**Recorded data**.

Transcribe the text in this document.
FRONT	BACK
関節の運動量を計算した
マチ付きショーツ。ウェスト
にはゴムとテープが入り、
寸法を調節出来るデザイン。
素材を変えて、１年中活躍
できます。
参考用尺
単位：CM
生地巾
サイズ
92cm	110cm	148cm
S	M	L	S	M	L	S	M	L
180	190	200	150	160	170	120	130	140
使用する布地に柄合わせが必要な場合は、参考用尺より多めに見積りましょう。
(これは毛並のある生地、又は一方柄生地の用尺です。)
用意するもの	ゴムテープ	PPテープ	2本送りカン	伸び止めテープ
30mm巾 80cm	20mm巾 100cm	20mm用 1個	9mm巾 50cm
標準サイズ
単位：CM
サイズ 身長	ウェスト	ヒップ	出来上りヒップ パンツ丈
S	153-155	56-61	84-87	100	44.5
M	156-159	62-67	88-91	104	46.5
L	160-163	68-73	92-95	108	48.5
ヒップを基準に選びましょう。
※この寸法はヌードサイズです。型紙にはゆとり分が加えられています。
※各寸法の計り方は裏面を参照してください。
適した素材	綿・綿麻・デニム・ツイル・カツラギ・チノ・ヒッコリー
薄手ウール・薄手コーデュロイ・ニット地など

**Task**. Write out all the lines again, exactly as they are.

**Task output**.
Transcribe the text in this document.
FRONT	BACK
関節の運動量を計算した
マチ付きショーツ。ウェスト
にはゴムとテープが入り、
寸法を調節出来るデザイン。
素材を変えて、１年中活躍
できます。
参考用尺
単位：CM
生地巾
サイズ
92cm	110cm	148cm
S	M	L	S	M	L	S	M	L
180	190	200	150	160	170	120	130	140
使用する布地に柄合わせが必要な場合は、参考用尺より多めに見積りましょう。
(これは毛並のある生地、又は一方柄生地の用尺です。)
用意するもの	ゴムテープ	PPテープ	2本送りカン	伸び止めテープ
30mm巾 80cm	20mm巾 100cm	20mm用 1個	9mm巾 50cm
標準サイズ
単位：CM
サイズ 身長	ウェスト	ヒップ	出来上りヒップ パンツ丈
S	153-155	56-61	84-87	100	44.5
M	156-159	62-67	88-91	104	46.5
L	160-163	68-73	92-95	108	48.5
ヒップを基準に選びましょう。
※この寸法はヌードサイズです。型紙にはゆとり分が加えられています。
※各寸法の計り方は裏面を参照してください。
適した素材	綿・綿麻・デニム・ツイル・カツラギ・チノ・ヒッコリー
薄手ウール・薄手コーデュロイ・ニット地など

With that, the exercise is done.